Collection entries
— Begin —
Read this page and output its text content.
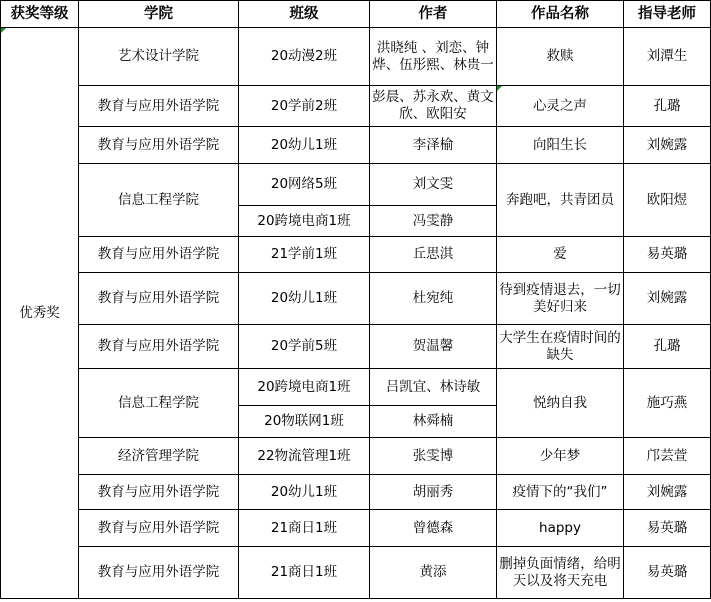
获奖等级	学院	班级	作者	作品名称	指导老师
优秀奖	艺术设计学院	20动漫2班	洪晓纯 、刘恋、钟烨、伍彤熙、林贵一	救赎	刘潭生
	教育与应用外语学院	20学前2班	彭晨、苏永欢、黄文欣、欧阳安	心灵之声	孔璐
	教育与应用外语学院	20幼儿1班	李泽榆	向阳生长	刘婉露
	信息工程学院	20网络5班	刘文雯	奔跑吧，共青团员	欧阳煜
		20跨境电商1班	冯雯静		
	教育与应用外语学院	21学前1班	丘思淇	爱	易英璐
	教育与应用外语学院	20幼儿1班	杜宛纯	待到疫情退去，一切美好归来	刘婉露
	教育与应用外语学院	20学前5班	贺温馨	大学生在疫情时间的缺失	孔璐
	信息工程学院	20跨境电商1班	吕凯宜、林诗敏	悦纳自我	施巧燕
		20物联网1班	林舜楠		
	经济管理学院	22物流管理1班	张雯博	少年梦	邝芸萱
	教育与应用外语学院	20幼儿1班	胡丽秀	疫情下的“我们”	刘婉露
	教育与应用外语学院	21商日1班	曾德森	happy	易英璐
	教育与应用外语学院	21商日1班	黄添	删掉负面情绪，给明天以及将天充电	易英璐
— End —
» **Exercise details**
In your copy of the listing above, reproduce each line exactly and omit all pictures.

» **Finished exercise**
Read this page and output its text content.
获奖等级	学院	班级	作者	作品名称	指导老师
优秀奖	艺术设计学院	20动漫2班	洪晓纯 、刘恋、钟烨、伍彤熙、林贵一	救赎	刘潭生
	教育与应用外语学院	20学前2班	彭晨、苏永欢、黄文欣、欧阳安	心灵之声	孔璐
	教育与应用外语学院	20幼儿1班	李泽榆	向阳生长	刘婉露
	信息工程学院	20网络5班	刘文雯	奔跑吧，共青团员	欧阳煜
		20跨境电商1班	冯雯静		
	教育与应用外语学院	21学前1班	丘思淇	爱	易英璐
	教育与应用外语学院	20幼儿1班	杜宛纯	待到疫情退去，一切美好归来	刘婉露
	教育与应用外语学院	20学前5班	贺温馨	大学生在疫情时间的缺失	孔璐
	信息工程学院	20跨境电商1班	吕凯宜、林诗敏	悦纳自我	施巧燕
		20物联网1班	林舜楠		
	经济管理学院	22物流管理1班	张雯博	少年梦	邝芸萱
	教育与应用外语学院	20幼儿1班	胡丽秀	疫情下的“我们”	刘婉露
	教育与应用外语学院	21商日1班	曾德森	happy	易英璐
	教育与应用外语学院	21商日1班	黄添	删掉负面情绪，给明天以及将天充电	易英璐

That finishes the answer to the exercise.